[Exercise] Reproduce every line of the material below verbatim, and leave the pictures out of your answer.

[Excerpts from a layout annotation set]
------
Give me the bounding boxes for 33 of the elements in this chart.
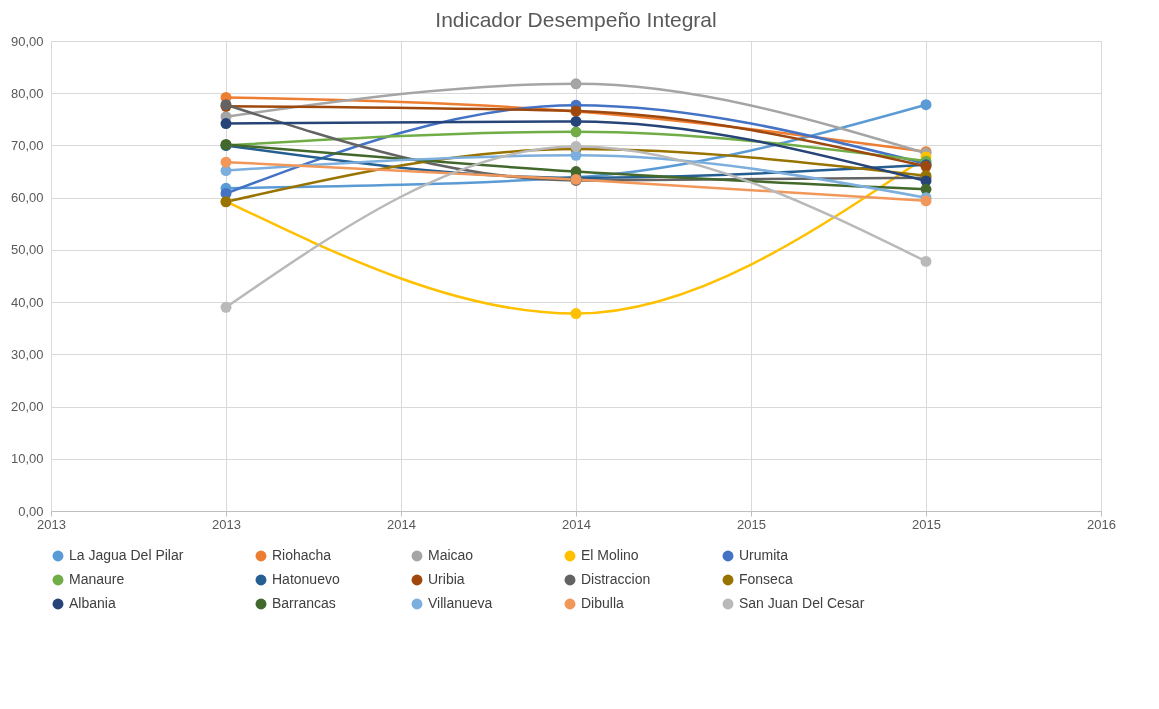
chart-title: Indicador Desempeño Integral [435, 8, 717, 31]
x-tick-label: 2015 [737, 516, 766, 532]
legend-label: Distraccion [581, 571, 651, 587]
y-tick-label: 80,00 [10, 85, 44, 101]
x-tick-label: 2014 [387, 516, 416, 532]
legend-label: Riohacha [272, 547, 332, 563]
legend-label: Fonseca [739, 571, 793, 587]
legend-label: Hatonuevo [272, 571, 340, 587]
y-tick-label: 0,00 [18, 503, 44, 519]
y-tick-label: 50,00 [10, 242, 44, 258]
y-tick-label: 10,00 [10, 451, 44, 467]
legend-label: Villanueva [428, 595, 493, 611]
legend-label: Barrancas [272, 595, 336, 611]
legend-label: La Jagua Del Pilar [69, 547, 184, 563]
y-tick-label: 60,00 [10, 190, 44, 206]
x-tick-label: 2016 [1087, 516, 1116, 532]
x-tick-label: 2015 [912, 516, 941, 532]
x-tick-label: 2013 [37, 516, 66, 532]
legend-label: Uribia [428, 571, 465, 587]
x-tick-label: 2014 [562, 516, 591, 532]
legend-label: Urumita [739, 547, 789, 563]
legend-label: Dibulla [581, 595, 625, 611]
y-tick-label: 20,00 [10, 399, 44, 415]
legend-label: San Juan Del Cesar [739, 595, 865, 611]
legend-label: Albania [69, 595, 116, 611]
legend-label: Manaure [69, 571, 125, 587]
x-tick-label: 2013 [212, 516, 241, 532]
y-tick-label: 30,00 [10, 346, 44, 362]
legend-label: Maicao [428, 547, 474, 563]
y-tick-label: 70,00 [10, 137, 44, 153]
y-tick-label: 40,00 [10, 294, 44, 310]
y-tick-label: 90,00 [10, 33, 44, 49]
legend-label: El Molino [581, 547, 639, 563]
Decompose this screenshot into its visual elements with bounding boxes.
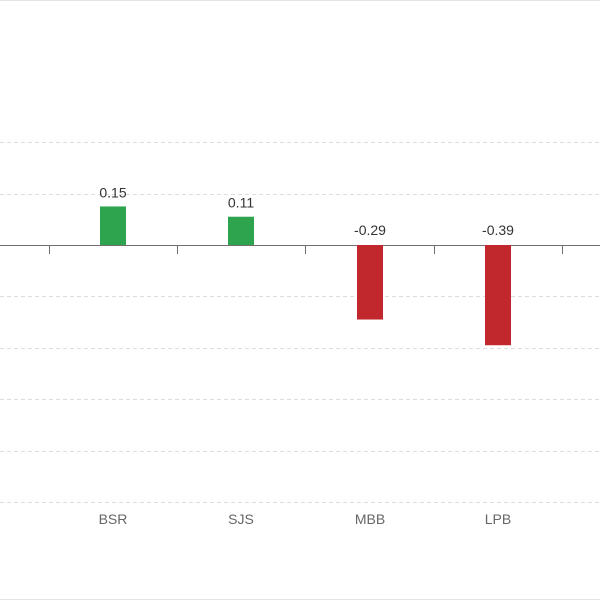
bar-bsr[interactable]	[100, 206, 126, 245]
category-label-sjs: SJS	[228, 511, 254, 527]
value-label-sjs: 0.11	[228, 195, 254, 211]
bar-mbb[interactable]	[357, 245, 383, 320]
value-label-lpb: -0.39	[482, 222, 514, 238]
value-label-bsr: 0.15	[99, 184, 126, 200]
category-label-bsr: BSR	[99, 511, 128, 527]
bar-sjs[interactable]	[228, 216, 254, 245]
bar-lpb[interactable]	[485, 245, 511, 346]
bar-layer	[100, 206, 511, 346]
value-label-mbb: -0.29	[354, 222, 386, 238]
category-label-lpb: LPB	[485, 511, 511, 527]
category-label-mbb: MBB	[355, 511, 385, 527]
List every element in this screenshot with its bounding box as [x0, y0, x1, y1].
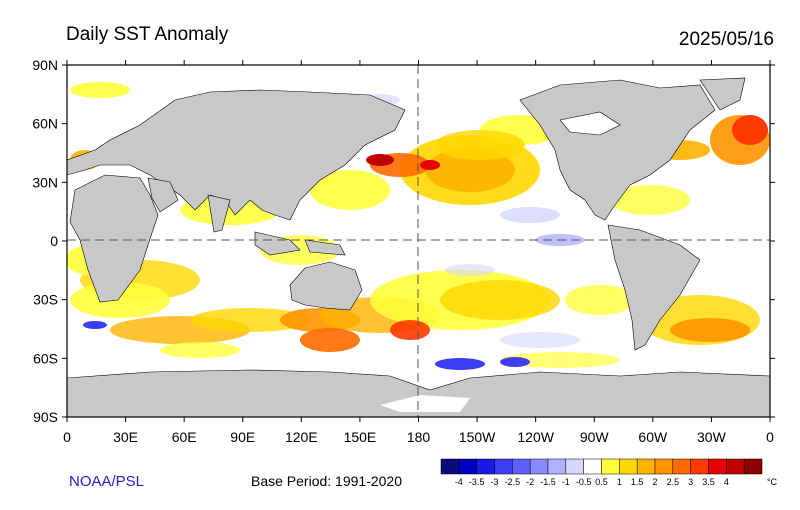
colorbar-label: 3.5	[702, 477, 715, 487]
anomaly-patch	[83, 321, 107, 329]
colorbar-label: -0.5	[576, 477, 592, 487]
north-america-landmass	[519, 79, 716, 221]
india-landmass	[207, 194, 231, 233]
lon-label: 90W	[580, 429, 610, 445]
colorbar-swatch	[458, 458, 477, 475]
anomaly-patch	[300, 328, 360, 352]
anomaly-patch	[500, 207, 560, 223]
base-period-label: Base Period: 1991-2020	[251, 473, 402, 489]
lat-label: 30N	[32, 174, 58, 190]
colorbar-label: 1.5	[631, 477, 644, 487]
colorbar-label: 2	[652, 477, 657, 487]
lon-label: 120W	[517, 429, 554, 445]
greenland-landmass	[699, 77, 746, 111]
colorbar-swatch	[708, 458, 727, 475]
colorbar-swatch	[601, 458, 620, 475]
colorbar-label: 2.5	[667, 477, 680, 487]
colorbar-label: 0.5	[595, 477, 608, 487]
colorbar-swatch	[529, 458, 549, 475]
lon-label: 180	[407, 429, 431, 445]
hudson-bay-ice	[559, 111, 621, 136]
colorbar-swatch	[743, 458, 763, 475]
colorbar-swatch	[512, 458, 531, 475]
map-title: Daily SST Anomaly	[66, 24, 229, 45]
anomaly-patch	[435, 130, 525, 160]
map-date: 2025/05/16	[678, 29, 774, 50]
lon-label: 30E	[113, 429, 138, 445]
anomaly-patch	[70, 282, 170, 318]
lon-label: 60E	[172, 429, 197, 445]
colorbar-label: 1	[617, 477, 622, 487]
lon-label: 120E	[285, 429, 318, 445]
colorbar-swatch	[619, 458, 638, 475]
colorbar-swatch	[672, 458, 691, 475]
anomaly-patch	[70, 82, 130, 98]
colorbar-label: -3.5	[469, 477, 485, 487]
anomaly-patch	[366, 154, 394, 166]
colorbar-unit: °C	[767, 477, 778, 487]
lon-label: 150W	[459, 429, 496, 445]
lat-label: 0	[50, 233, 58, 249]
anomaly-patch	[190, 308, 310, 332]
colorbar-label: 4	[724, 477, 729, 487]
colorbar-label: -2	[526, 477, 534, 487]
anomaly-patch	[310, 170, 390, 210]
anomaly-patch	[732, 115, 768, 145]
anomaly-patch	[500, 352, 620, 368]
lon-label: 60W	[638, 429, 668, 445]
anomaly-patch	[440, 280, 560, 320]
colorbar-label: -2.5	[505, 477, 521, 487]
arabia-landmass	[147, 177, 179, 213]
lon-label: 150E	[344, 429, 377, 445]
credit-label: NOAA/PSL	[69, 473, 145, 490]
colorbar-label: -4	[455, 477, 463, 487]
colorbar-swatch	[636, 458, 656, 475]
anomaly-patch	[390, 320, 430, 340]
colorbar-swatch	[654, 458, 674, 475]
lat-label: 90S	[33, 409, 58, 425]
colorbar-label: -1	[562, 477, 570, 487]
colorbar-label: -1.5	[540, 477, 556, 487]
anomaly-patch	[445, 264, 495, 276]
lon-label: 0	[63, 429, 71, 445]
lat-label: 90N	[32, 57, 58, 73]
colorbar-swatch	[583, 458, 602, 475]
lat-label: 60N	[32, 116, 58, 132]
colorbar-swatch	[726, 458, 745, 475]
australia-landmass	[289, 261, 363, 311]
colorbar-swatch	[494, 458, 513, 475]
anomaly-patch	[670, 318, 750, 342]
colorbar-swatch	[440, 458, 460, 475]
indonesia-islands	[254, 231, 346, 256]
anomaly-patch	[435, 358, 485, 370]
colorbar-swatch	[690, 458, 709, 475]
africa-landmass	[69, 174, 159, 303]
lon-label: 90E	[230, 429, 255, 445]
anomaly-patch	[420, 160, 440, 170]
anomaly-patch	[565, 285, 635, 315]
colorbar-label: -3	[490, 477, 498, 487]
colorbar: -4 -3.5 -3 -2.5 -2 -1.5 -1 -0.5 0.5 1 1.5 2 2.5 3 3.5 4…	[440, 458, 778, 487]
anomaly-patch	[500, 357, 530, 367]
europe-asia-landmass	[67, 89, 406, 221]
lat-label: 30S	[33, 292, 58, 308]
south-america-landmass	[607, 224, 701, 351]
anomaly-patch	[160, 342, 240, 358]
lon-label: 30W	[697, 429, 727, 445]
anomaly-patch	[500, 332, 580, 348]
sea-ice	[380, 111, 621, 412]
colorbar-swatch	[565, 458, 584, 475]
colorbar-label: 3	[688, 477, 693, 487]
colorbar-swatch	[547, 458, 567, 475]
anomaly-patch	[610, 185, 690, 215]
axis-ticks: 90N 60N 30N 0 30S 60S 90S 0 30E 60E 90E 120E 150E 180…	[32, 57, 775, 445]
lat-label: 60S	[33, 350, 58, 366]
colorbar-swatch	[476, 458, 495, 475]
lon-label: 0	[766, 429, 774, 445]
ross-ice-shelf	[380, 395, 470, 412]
------
[Written answer]
Give me the bounding boxes for 33 of the elements in this chart.
chart-title: Indicador Desempeño Integral [435, 8, 717, 31]
x-tick-label: 2015 [737, 516, 766, 532]
legend-label: Distraccion [581, 571, 651, 587]
y-tick-label: 80,00 [10, 85, 44, 101]
x-tick-label: 2014 [387, 516, 416, 532]
legend-label: Riohacha [272, 547, 332, 563]
legend-label: Fonseca [739, 571, 793, 587]
legend-label: Hatonuevo [272, 571, 340, 587]
y-tick-label: 0,00 [18, 503, 44, 519]
y-tick-label: 50,00 [10, 242, 44, 258]
y-tick-label: 10,00 [10, 451, 44, 467]
legend-label: Villanueva [428, 595, 493, 611]
legend-label: Barrancas [272, 595, 336, 611]
legend-label: La Jagua Del Pilar [69, 547, 184, 563]
y-tick-label: 60,00 [10, 190, 44, 206]
x-tick-label: 2016 [1087, 516, 1116, 532]
x-tick-label: 2015 [912, 516, 941, 532]
x-tick-label: 2013 [37, 516, 66, 532]
legend-label: Uribia [428, 571, 465, 587]
x-tick-label: 2014 [562, 516, 591, 532]
legend-label: Urumita [739, 547, 789, 563]
legend-label: Dibulla [581, 595, 625, 611]
y-tick-label: 20,00 [10, 399, 44, 415]
legend-label: San Juan Del Cesar [739, 595, 865, 611]
legend-label: Albania [69, 595, 116, 611]
legend-label: Manaure [69, 571, 125, 587]
x-tick-label: 2013 [212, 516, 241, 532]
y-tick-label: 30,00 [10, 346, 44, 362]
legend-label: Maicao [428, 547, 474, 563]
y-tick-label: 70,00 [10, 137, 44, 153]
y-tick-label: 40,00 [10, 294, 44, 310]
y-tick-label: 90,00 [10, 33, 44, 49]
legend-label: El Molino [581, 547, 639, 563]
Decompose this screenshot into its visual elements with bounding boxes.
bar-bsr[interactable]	[100, 206, 126, 245]
category-label-sjs: SJS	[228, 511, 254, 527]
value-label-sjs: 0.11	[228, 195, 254, 211]
bar-mbb[interactable]	[357, 245, 383, 320]
value-label-lpb: -0.39	[482, 222, 514, 238]
value-label-bsr: 0.15	[99, 184, 126, 200]
category-label-bsr: BSR	[99, 511, 128, 527]
bar-sjs[interactable]	[228, 216, 254, 245]
bar-lpb[interactable]	[485, 245, 511, 346]
bar-layer	[100, 206, 511, 346]
value-label-mbb: -0.29	[354, 222, 386, 238]
category-label-lpb: LPB	[485, 511, 511, 527]
category-label-mbb: MBB	[355, 511, 385, 527]
List every element in this screenshot with its bounding box as [x0, y0, x1, y1].
colorbar-label: 3.5	[702, 477, 715, 487]
anomaly-patch	[83, 321, 107, 329]
colorbar-label: -0.5	[576, 477, 592, 487]
north-america-landmass	[519, 79, 716, 221]
india-landmass	[207, 194, 231, 233]
lon-label: 90W	[580, 429, 610, 445]
colorbar-swatch	[458, 458, 477, 475]
anomaly-patch	[300, 328, 360, 352]
anomaly-patch	[500, 207, 560, 223]
base-period-label: Base Period: 1991-2020	[251, 473, 402, 489]
lat-label: 30N	[32, 174, 58, 190]
colorbar-label: 1.5	[631, 477, 644, 487]
colorbar-label: 2	[652, 477, 657, 487]
lon-label: 120W	[517, 429, 554, 445]
greenland-landmass	[699, 77, 746, 111]
colorbar-swatch	[708, 458, 727, 475]
colorbar-swatch	[601, 458, 620, 475]
colorbar-label: 2.5	[667, 477, 680, 487]
colorbar-label: 0.5	[595, 477, 608, 487]
colorbar-swatch	[529, 458, 549, 475]
lon-label: 180	[407, 429, 431, 445]
hudson-bay-ice	[559, 111, 621, 136]
colorbar-swatch	[743, 458, 763, 475]
colorbar-swatch	[512, 458, 531, 475]
map-title: Daily SST Anomaly	[66, 24, 229, 45]
anomaly-patch	[435, 130, 525, 160]
map-date: 2025/05/16	[678, 29, 774, 50]
lon-label: 30E	[113, 429, 138, 445]
anomaly-patch	[70, 282, 170, 318]
lon-label: 60E	[172, 429, 197, 445]
colorbar-label: 1	[617, 477, 622, 487]
lon-label: 120E	[285, 429, 318, 445]
colorbar-swatch	[619, 458, 638, 475]
colorbar-swatch	[672, 458, 691, 475]
anomaly-patch	[70, 82, 130, 98]
colorbar-label: -3.5	[469, 477, 485, 487]
anomaly-patch	[366, 154, 394, 166]
colorbar-unit: °C	[767, 477, 778, 487]
lon-label: 150W	[459, 429, 496, 445]
lat-label: 0	[50, 233, 58, 249]
anomaly-patch	[190, 308, 310, 332]
colorbar-label: 4	[724, 477, 729, 487]
colorbar-label: -2	[526, 477, 534, 487]
anomaly-patch	[310, 170, 390, 210]
anomaly-patch	[732, 115, 768, 145]
anomaly-patch	[500, 352, 620, 368]
lon-label: 60W	[638, 429, 668, 445]
anomaly-patch	[440, 280, 560, 320]
colorbar-label: -2.5	[505, 477, 521, 487]
arabia-landmass	[147, 177, 179, 213]
lon-label: 150E	[344, 429, 377, 445]
credit-label: NOAA/PSL	[69, 473, 145, 490]
colorbar-label: -4	[455, 477, 463, 487]
colorbar-swatch	[636, 458, 656, 475]
anomaly-patch	[390, 320, 430, 340]
colorbar-swatch	[654, 458, 674, 475]
lat-label: 90S	[33, 409, 58, 425]
colorbar-label: -1	[562, 477, 570, 487]
colorbar-label: -1.5	[540, 477, 556, 487]
anomaly-patch	[445, 264, 495, 276]
lon-label: 0	[63, 429, 71, 445]
lat-label: 90N	[32, 57, 58, 73]
colorbar-swatch	[583, 458, 602, 475]
lat-label: 60N	[32, 116, 58, 132]
colorbar-swatch	[726, 458, 745, 475]
australia-landmass	[289, 261, 363, 311]
colorbar-swatch	[494, 458, 513, 475]
anomaly-patch	[670, 318, 750, 342]
colorbar-swatch	[440, 458, 460, 475]
indonesia-islands	[254, 231, 346, 256]
anomaly-patch	[435, 358, 485, 370]
colorbar-swatch	[690, 458, 709, 475]
africa-landmass	[69, 174, 159, 303]
lon-label: 90E	[230, 429, 255, 445]
anomaly-patch	[420, 160, 440, 170]
anomaly-patch	[565, 285, 635, 315]
colorbar-label: -3	[490, 477, 498, 487]
colorbar: -4 -3.5 -3 -2.5 -2 -1.5 -1 -0.5 0.5 1 1.5 2 2.5 3 3.5 4…	[440, 458, 778, 487]
anomaly-patch	[500, 357, 530, 367]
europe-asia-landmass	[67, 89, 406, 221]
lat-label: 30S	[33, 292, 58, 308]
south-america-landmass	[607, 224, 701, 351]
anomaly-patch	[160, 342, 240, 358]
lon-label: 30W	[697, 429, 727, 445]
anomaly-patch	[500, 332, 580, 348]
sea-ice	[380, 111, 621, 412]
colorbar-swatch	[565, 458, 584, 475]
colorbar-label: 3	[688, 477, 693, 487]
colorbar-swatch	[547, 458, 567, 475]
anomaly-patch	[610, 185, 690, 215]
axis-ticks: 90N 60N 30N 0 30S 60S 90S 0 30E 60E 90E 120E 150E 180…	[32, 57, 775, 445]
lat-label: 60S	[33, 350, 58, 366]
colorbar-swatch	[476, 458, 495, 475]
lon-label: 0	[766, 429, 774, 445]
ross-ice-shelf	[380, 395, 470, 412]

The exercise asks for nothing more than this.